To do:
Please write out the material that follows, exactly as it stands.

Items from a figure collection
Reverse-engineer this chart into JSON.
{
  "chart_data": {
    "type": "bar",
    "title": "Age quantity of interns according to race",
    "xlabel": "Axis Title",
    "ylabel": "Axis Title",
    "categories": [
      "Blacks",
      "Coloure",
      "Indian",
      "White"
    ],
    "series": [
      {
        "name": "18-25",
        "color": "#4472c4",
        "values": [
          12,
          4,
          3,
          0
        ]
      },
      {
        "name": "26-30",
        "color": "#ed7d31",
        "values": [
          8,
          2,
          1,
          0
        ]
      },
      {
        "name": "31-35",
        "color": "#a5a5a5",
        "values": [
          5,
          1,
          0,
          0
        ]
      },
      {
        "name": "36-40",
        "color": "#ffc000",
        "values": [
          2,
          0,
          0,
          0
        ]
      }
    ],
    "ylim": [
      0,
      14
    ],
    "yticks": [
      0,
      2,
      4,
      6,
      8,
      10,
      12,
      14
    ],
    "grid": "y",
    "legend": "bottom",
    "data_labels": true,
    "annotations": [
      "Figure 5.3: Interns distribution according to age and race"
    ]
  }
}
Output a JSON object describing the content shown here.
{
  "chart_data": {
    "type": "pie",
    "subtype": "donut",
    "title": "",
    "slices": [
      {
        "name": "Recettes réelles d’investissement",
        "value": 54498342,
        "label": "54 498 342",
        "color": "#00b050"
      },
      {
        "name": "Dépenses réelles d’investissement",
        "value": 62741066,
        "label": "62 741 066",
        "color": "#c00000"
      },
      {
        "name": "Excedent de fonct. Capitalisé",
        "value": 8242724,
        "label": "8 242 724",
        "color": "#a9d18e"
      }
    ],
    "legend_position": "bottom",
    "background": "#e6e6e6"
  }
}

Solution for this task:
Reverse-engineer this chart into JSON.
{
  "chart_data": {
    "type": "bar",
    "title": "Age quantity of interns according to race",
    "xlabel": "Axis Title",
    "ylabel": "Axis Title",
    "categories": [
      "Blacks",
      "Coloure",
      "Indian",
      "White"
    ],
    "series": [
      {
        "name": "18-25",
        "color": "#4472c4",
        "values": [
          12,
          4,
          3,
          0
        ]
      },
      {
        "name": "26-30",
        "color": "#ed7d31",
        "values": [
          8,
          2,
          1,
          0
        ]
      },
      {
        "name": "31-35",
        "color": "#a5a5a5",
        "values": [
          5,
          1,
          0,
          0
        ]
      },
      {
        "name": "36-40",
        "color": "#ffc000",
        "values": [
          2,
          0,
          0,
          0
        ]
      }
    ],
    "ylim": [
      0,
      14
    ],
    "yticks": [
      0,
      2,
      4,
      6,
      8,
      10,
      12,
      14
    ],
    "grid": "y",
    "legend": "bottom",
    "data_labels": true,
    "annotations": [
      "Figure 5.3: Interns distribution according to age and race"
    ]
  }
}
Output a JSON object describing the content shown here.
{
  "chart_data": {
    "type": "pie",
    "subtype": "donut",
    "title": "",
    "slices": [
      {
        "name": "Recettes réelles d’investissement",
        "value": 54498342,
        "label": "54 498 342",
        "color": "#00b050"
      },
      {
        "name": "Dépenses réelles d’investissement",
        "value": 62741066,
        "label": "62 741 066",
        "color": "#c00000"
      },
      {
        "name": "Excedent de fonct. Capitalisé",
        "value": 8242724,
        "label": "8 242 724",
        "color": "#a9d18e"
      }
    ],
    "legend_position": "bottom",
    "background": "#e6e6e6"
  }
}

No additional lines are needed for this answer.